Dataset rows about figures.
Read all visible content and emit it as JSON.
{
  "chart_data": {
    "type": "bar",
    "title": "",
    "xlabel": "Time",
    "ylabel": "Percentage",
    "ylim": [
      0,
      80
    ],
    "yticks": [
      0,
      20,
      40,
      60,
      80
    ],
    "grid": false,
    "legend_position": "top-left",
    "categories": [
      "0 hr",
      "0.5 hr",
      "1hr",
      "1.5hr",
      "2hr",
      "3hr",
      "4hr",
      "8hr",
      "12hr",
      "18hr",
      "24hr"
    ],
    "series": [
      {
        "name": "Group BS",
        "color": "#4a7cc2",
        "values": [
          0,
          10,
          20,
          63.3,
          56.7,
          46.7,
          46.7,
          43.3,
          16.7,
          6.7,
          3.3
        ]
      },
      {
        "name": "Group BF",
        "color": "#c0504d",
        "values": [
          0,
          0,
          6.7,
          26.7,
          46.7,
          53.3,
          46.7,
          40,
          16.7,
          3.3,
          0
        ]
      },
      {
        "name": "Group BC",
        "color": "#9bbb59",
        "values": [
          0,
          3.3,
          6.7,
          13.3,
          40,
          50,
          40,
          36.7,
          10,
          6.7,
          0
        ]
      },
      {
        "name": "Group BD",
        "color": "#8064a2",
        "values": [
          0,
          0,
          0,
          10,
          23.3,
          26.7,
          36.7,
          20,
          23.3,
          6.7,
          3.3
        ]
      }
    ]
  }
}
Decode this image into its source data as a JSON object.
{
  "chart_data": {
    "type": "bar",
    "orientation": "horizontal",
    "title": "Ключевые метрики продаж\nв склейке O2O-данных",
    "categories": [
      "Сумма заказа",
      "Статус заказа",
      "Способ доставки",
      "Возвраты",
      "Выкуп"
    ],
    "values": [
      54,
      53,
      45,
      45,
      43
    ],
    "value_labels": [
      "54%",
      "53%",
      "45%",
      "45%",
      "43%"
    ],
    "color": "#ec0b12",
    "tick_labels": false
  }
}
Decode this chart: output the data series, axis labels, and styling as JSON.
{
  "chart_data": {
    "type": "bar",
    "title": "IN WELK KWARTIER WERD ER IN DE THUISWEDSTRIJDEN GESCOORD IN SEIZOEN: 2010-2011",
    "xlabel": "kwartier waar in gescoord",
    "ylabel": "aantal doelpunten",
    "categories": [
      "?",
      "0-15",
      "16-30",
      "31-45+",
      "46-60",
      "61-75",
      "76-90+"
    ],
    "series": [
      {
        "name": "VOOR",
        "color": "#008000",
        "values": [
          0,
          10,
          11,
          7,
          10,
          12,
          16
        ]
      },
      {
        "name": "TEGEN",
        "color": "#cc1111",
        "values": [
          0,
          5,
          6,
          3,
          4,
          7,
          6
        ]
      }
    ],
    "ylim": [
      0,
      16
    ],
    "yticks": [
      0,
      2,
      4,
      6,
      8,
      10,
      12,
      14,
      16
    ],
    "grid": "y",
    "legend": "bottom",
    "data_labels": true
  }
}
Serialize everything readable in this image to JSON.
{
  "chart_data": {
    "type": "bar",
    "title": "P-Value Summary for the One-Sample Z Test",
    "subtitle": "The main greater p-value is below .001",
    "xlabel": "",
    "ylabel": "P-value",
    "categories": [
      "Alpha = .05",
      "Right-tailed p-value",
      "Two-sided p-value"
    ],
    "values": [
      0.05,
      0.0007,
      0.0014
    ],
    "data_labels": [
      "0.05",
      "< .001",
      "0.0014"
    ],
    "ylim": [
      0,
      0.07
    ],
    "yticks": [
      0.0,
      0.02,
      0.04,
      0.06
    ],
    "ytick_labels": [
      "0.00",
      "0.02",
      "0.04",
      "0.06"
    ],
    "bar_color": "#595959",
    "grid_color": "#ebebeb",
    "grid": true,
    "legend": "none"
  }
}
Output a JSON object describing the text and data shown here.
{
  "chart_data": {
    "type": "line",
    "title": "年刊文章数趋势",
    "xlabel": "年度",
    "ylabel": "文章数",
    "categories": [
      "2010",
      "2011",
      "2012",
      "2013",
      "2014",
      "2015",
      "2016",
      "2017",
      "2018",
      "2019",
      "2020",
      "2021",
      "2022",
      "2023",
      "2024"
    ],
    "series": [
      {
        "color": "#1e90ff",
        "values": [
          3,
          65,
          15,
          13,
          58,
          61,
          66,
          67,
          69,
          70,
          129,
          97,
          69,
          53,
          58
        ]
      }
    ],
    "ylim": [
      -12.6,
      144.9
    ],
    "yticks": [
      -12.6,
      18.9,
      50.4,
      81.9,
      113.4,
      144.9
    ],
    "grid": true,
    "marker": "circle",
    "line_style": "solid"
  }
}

Task description. Print all of the entries exactly as they are written.

Answer for this exercise.
Read all visible content and emit it as JSON.
{
  "chart_data": {
    "type": "bar",
    "title": "",
    "xlabel": "Time",
    "ylabel": "Percentage",
    "ylim": [
      0,
      80
    ],
    "yticks": [
      0,
      20,
      40,
      60,
      80
    ],
    "grid": false,
    "legend_position": "top-left",
    "categories": [
      "0 hr",
      "0.5 hr",
      "1hr",
      "1.5hr",
      "2hr",
      "3hr",
      "4hr",
      "8hr",
      "12hr",
      "18hr",
      "24hr"
    ],
    "series": [
      {
        "name": "Group BS",
        "color": "#4a7cc2",
        "values": [
          0,
          10,
          20,
          63.3,
          56.7,
          46.7,
          46.7,
          43.3,
          16.7,
          6.7,
          3.3
        ]
      },
      {
        "name": "Group BF",
        "color": "#c0504d",
        "values": [
          0,
          0,
          6.7,
          26.7,
          46.7,
          53.3,
          46.7,
          40,
          16.7,
          3.3,
          0
        ]
      },
      {
        "name": "Group BC",
        "color": "#9bbb59",
        "values": [
          0,
          3.3,
          6.7,
          13.3,
          40,
          50,
          40,
          36.7,
          10,
          6.7,
          0
        ]
      },
      {
        "name": "Group BD",
        "color": "#8064a2",
        "values": [
          0,
          0,
          0,
          10,
          23.3,
          26.7,
          36.7,
          20,
          23.3,
          6.7,
          3.3
        ]
      }
    ]
  }
}
Decode this image into its source data as a JSON object.
{
  "chart_data": {
    "type": "bar",
    "orientation": "horizontal",
    "title": "Ключевые метрики продаж\nв склейке O2O-данных",
    "categories": [
      "Сумма заказа",
      "Статус заказа",
      "Способ доставки",
      "Возвраты",
      "Выкуп"
    ],
    "values": [
      54,
      53,
      45,
      45,
      43
    ],
    "value_labels": [
      "54%",
      "53%",
      "45%",
      "45%",
      "43%"
    ],
    "color": "#ec0b12",
    "tick_labels": false
  }
}
Decode this chart: output the data series, axis labels, and styling as JSON.
{
  "chart_data": {
    "type": "bar",
    "title": "IN WELK KWARTIER WERD ER IN DE THUISWEDSTRIJDEN GESCOORD IN SEIZOEN: 2010-2011",
    "xlabel": "kwartier waar in gescoord",
    "ylabel": "aantal doelpunten",
    "categories": [
      "?",
      "0-15",
      "16-30",
      "31-45+",
      "46-60",
      "61-75",
      "76-90+"
    ],
    "series": [
      {
        "name": "VOOR",
        "color": "#008000",
        "values": [
          0,
          10,
          11,
          7,
          10,
          12,
          16
        ]
      },
      {
        "name": "TEGEN",
        "color": "#cc1111",
        "values": [
          0,
          5,
          6,
          3,
          4,
          7,
          6
        ]
      }
    ],
    "ylim": [
      0,
      16
    ],
    "yticks": [
      0,
      2,
      4,
      6,
      8,
      10,
      12,
      14,
      16
    ],
    "grid": "y",
    "legend": "bottom",
    "data_labels": true
  }
}
Serialize everything readable in this image to JSON.
{
  "chart_data": {
    "type": "bar",
    "title": "P-Value Summary for the One-Sample Z Test",
    "subtitle": "The main greater p-value is below .001",
    "xlabel": "",
    "ylabel": "P-value",
    "categories": [
      "Alpha = .05",
      "Right-tailed p-value",
      "Two-sided p-value"
    ],
    "values": [
      0.05,
      0.0007,
      0.0014
    ],
    "data_labels": [
      "0.05",
      "< .001",
      "0.0014"
    ],
    "ylim": [
      0,
      0.07
    ],
    "yticks": [
      0.0,
      0.02,
      0.04,
      0.06
    ],
    "ytick_labels": [
      "0.00",
      "0.02",
      "0.04",
      "0.06"
    ],
    "bar_color": "#595959",
    "grid_color": "#ebebeb",
    "grid": true,
    "legend": "none"
  }
}
Output a JSON object describing the text and data shown here.
{
  "chart_data": {
    "type": "line",
    "title": "年刊文章数趋势",
    "xlabel": "年度",
    "ylabel": "文章数",
    "categories": [
      "2010",
      "2011",
      "2012",
      "2013",
      "2014",
      "2015",
      "2016",
      "2017",
      "2018",
      "2019",
      "2020",
      "2021",
      "2022",
      "2023",
      "2024"
    ],
    "series": [
      {
        "color": "#1e90ff",
        "values": [
          3,
          65,
          15,
          13,
          58,
          61,
          66,
          67,
          69,
          70,
          129,
          97,
          69,
          53,
          58
        ]
      }
    ],
    "ylim": [
      -12.6,
      144.9
    ],
    "yticks": [
      -12.6,
      18.9,
      50.4,
      81.9,
      113.4,
      144.9
    ],
    "grid": true,
    "marker": "circle",
    "line_style": "solid"
  }
}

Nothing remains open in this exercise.